→ **Exercise directions**
Copy each line exactly. Drop every picture.

→ **Input material**
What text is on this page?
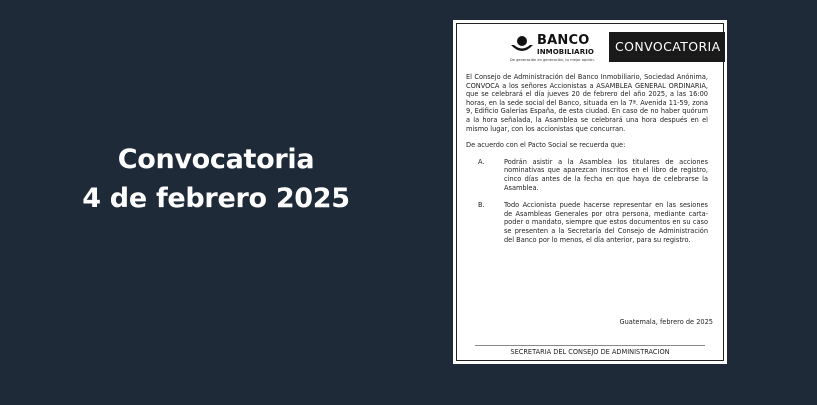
Convocatoria
4 de febrero 2025
BANCO
INMOBILIARIO
De generación en generación, tu mejor opción.
CONVOCATORIA

El Consejo de Administración del Banco Inmobiliario, Sociedad Anónima, CONVOCA a los señores Accionistas a ASAMBLEA GENERAL ORDINARIA, que se celebrará el día jueves 20 de febrero del año 2025, a las 16:00 horas, en la sede social del Banco, situada en la 7ª. Avenida 11-59, zona 9, Edificio Galerías España, de esta ciudad. En caso de no haber quórum a la hora señalada, la Asamblea se celebrará una hora después en el mismo lugar, con los accionistas que concurran.

De acuerdo con el Pacto Social se recuerda que:

A.	Podrán asistir a la Asamblea los titulares de acciones nominativas que aparezcan inscritos en el libro de registro, cinco días antes de la fecha en que haya de celebrarse la Asamblea.
B.	Todo Accionista puede hacerse representar en las sesiones de Asambleas Generales por otra persona, mediante carta-poder o mandato, siempre que estos documentos en su caso se presenten a la Secretaría del Consejo de Administración del Banco por lo menos, el día anterior, para su registro.
Guatemala, febrero de 2025
SECRETARIA DEL CONSEJO DE ADMINISTRACION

→ **Written response**
What text is on this page?
Convocatoria
4 de febrero 2025
BANCO
INMOBILIARIO
De generación en generación, tu mejor opción.
CONVOCATORIA

El Consejo de Administración del Banco Inmobiliario, Sociedad Anónima, CONVOCA a los señores Accionistas a ASAMBLEA GENERAL ORDINARIA, que se celebrará el día jueves 20 de febrero del año 2025, a las 16:00 horas, en la sede social del Banco, situada en la 7ª. Avenida 11-59, zona 9, Edificio Galerías España, de esta ciudad. En caso de no haber quórum a la hora señalada, la Asamblea se celebrará una hora después en el mismo lugar, con los accionistas que concurran.

De acuerdo con el Pacto Social se recuerda que:

A.	Podrán asistir a la Asamblea los titulares de acciones nominativas que aparezcan inscritos en el libro de registro, cinco días antes de la fecha en que haya de celebrarse la Asamblea.
B.	Todo Accionista puede hacerse representar en las sesiones de Asambleas Generales por otra persona, mediante carta-poder o mandato, siempre que estos documentos en su caso se presenten a la Secretaría del Consejo de Administración del Banco por lo menos, el día anterior, para su registro.
Guatemala, febrero de 2025
SECRETARIA DEL CONSEJO DE ADMINISTRACION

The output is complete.